◆ **Short problem**
Reproduce the rows verbatim, everything from the first row down to the row containing "achievement-progress: 3636/3600 [331, 96, 413, 114]", both included.

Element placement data
# # #

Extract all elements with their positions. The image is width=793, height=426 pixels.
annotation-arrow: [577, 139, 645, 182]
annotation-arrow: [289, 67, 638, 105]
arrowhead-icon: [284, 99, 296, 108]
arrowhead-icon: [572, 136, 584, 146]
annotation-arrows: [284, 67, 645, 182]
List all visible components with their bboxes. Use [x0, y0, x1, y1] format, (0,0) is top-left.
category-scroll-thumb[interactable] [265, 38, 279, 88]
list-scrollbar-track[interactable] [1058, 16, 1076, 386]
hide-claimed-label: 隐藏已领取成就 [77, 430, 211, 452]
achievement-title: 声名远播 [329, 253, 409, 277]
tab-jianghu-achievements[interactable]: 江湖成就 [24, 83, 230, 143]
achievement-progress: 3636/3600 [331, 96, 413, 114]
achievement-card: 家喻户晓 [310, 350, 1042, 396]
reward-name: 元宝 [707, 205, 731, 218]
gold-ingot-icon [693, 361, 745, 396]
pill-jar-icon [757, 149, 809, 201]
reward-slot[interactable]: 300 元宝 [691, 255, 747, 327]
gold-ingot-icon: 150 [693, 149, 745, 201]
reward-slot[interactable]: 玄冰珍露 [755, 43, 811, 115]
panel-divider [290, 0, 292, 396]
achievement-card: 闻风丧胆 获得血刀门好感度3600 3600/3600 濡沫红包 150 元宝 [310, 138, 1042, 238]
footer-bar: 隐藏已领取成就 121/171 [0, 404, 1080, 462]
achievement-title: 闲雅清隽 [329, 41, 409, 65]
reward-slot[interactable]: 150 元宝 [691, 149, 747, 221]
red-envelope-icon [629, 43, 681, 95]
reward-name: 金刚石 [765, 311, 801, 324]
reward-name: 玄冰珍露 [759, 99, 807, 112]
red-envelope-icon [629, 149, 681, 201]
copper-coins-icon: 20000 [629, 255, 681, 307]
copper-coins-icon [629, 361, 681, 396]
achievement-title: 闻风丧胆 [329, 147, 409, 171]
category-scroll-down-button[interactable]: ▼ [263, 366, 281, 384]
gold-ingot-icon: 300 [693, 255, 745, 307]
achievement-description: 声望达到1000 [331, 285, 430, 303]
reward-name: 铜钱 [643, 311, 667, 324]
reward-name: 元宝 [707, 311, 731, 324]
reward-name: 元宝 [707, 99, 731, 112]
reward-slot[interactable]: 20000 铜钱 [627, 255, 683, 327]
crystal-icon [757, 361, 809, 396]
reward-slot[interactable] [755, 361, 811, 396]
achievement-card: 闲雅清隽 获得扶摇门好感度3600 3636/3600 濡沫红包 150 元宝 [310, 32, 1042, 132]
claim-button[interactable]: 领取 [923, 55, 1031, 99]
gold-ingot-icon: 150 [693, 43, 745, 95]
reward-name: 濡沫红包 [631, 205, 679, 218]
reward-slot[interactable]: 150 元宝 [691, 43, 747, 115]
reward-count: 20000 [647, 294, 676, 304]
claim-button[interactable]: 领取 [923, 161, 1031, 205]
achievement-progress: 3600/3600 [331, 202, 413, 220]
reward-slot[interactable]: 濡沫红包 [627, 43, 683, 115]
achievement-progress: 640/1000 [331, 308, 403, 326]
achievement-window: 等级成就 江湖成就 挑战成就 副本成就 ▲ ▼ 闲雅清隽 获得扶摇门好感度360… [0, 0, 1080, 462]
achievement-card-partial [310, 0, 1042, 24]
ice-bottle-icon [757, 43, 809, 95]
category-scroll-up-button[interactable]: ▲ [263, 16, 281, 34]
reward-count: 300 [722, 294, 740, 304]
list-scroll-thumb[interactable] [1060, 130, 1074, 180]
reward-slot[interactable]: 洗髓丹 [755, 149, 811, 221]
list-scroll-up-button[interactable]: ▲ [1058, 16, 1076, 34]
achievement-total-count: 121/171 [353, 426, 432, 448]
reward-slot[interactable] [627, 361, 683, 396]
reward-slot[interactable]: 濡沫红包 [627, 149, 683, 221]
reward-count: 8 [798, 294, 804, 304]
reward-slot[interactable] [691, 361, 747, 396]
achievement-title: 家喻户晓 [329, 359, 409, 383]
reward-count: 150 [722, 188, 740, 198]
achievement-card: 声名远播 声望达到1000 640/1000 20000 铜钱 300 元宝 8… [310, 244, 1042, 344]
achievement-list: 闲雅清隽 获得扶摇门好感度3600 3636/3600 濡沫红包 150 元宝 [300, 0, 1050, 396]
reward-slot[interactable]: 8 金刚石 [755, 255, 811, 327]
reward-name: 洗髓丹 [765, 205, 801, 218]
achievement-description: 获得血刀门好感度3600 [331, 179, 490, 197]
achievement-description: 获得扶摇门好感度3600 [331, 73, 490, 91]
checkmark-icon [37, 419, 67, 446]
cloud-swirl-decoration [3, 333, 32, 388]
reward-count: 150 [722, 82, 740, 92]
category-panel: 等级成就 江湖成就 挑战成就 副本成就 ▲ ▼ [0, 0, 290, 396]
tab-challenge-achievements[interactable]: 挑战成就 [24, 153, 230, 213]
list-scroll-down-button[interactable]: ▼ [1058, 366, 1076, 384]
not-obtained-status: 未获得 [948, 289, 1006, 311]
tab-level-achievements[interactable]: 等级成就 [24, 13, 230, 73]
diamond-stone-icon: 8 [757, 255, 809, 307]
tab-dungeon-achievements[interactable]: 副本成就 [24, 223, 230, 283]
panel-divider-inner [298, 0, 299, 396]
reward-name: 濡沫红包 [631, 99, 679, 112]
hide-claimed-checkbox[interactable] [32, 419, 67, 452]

# # #

◆ **Expected answer**
Extract all elements with their positions. The image is width=793, height=426 pixels.
annotation-arrow: [577, 139, 645, 182]
annotation-arrow: [289, 67, 638, 105]
arrowhead-icon: [284, 99, 296, 108]
arrowhead-icon: [572, 136, 584, 146]
annotation-arrows: [284, 67, 645, 182]
List all visible components with their bboxes. Use [x0, y0, x1, y1] format, (0,0) is top-left.
category-scroll-thumb[interactable] [265, 38, 279, 88]
list-scrollbar-track[interactable] [1058, 16, 1076, 386]
hide-claimed-label: 隐藏已领取成就 [77, 430, 211, 452]
achievement-title: 声名远播 [329, 253, 409, 277]
tab-jianghu-achievements[interactable]: 江湖成就 [24, 83, 230, 143]
achievement-progress: 3636/3600 [331, 96, 413, 114]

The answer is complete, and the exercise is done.